CHALLENGE:
Scan the data below for the string "მოწონებები". Copy every line where it appears.

— begin MATERIAL SHOWN —

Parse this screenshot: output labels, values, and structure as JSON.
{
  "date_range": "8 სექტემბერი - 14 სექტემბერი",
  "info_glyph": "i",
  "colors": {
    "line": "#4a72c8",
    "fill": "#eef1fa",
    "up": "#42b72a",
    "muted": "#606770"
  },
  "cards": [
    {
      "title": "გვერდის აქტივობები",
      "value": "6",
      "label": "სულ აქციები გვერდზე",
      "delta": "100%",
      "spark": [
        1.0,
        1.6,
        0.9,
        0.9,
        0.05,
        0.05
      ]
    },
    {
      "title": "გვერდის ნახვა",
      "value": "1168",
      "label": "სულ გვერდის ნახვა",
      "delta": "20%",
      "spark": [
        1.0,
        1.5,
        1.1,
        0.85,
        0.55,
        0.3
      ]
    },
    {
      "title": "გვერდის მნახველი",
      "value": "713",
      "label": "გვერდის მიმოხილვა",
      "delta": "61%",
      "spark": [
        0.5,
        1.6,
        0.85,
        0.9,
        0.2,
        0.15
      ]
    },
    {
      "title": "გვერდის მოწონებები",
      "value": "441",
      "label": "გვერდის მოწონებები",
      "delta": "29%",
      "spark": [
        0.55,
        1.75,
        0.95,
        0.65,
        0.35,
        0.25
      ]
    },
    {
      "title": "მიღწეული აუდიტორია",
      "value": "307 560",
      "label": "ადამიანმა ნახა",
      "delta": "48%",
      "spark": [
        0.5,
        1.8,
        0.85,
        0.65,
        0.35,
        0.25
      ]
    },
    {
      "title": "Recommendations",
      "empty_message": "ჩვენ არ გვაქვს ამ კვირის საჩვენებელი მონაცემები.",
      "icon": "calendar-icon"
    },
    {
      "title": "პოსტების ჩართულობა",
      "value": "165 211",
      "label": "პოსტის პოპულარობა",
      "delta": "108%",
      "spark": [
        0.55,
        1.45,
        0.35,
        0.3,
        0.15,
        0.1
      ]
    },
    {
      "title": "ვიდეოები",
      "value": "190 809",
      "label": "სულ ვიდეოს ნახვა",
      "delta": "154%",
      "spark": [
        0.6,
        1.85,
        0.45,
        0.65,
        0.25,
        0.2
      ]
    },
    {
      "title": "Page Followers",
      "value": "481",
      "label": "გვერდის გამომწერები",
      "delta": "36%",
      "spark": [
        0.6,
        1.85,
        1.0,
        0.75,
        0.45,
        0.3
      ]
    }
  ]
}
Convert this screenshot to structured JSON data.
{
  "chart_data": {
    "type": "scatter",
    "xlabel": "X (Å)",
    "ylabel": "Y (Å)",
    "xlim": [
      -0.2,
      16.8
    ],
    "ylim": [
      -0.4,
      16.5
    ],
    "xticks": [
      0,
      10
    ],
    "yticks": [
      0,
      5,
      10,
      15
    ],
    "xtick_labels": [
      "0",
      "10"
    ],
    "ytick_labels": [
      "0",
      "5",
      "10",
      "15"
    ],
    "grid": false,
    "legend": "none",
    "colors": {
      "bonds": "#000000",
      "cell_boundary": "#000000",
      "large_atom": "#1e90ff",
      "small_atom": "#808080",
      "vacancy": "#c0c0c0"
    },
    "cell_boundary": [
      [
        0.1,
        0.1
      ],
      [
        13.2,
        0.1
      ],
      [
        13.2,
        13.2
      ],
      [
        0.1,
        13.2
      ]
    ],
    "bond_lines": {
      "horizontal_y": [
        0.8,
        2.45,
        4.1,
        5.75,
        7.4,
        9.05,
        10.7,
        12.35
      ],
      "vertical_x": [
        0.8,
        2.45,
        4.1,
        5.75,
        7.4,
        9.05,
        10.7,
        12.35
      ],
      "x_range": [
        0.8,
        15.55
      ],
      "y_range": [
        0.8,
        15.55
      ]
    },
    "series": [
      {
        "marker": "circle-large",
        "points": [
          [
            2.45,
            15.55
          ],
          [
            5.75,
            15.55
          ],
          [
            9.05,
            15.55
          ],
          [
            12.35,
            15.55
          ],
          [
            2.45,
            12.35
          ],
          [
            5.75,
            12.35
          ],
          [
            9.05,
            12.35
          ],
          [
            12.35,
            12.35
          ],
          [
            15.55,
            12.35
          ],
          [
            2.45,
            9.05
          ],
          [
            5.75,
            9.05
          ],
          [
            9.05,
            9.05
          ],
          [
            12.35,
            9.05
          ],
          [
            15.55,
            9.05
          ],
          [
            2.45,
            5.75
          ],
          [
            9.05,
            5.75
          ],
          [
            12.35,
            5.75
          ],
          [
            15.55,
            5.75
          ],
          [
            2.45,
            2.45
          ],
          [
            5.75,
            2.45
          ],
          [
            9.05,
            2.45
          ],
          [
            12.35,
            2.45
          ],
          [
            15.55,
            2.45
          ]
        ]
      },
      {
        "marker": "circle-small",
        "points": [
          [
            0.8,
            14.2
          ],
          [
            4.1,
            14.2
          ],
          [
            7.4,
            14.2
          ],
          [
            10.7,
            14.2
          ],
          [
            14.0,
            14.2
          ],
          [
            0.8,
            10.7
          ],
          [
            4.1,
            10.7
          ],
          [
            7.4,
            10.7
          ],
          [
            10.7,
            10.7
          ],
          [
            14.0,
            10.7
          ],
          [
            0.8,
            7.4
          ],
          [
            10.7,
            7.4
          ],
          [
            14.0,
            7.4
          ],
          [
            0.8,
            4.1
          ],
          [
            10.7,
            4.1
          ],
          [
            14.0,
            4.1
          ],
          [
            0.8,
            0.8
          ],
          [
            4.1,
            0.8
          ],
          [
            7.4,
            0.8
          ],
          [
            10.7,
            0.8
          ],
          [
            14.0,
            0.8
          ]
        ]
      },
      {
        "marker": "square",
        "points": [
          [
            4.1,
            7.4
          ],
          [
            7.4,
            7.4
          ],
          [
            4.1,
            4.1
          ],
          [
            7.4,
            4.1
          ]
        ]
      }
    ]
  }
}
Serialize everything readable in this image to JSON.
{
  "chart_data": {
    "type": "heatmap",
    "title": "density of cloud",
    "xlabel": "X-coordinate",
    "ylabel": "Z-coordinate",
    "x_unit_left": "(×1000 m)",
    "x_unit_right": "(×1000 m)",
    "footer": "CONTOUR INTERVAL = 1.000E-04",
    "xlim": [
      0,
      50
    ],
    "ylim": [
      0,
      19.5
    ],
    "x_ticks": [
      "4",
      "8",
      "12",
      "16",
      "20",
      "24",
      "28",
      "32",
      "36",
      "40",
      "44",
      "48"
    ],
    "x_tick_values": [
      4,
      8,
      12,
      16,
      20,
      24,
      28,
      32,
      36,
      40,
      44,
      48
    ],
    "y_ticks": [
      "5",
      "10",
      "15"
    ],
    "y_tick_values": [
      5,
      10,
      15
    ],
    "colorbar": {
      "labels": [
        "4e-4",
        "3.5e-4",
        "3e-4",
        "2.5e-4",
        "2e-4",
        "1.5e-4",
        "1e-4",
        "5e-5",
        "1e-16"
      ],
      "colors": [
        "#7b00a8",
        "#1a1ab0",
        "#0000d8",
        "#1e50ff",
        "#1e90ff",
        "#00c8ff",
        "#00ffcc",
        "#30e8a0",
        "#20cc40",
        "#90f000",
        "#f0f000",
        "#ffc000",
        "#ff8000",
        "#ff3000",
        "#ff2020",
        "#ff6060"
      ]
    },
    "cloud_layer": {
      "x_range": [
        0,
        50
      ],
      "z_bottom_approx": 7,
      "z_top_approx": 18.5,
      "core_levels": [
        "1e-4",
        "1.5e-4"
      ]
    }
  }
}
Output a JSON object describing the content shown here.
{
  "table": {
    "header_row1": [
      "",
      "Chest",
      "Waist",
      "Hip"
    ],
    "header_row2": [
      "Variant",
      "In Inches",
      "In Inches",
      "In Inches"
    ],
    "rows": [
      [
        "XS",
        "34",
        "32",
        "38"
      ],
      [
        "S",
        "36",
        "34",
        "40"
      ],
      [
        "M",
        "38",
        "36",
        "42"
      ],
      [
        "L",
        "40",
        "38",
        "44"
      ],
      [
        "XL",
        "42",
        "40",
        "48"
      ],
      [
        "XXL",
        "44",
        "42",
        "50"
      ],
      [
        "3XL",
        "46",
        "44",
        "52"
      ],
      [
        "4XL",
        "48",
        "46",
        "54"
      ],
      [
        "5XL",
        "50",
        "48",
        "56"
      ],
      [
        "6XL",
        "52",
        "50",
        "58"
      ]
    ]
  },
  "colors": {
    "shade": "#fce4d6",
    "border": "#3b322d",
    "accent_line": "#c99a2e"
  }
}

— end MATERIAL SHOWN —

FULL RESPONSE:
      "title": "გვერდის მოწონებები",
      "label": "გვერდის მოწონებები",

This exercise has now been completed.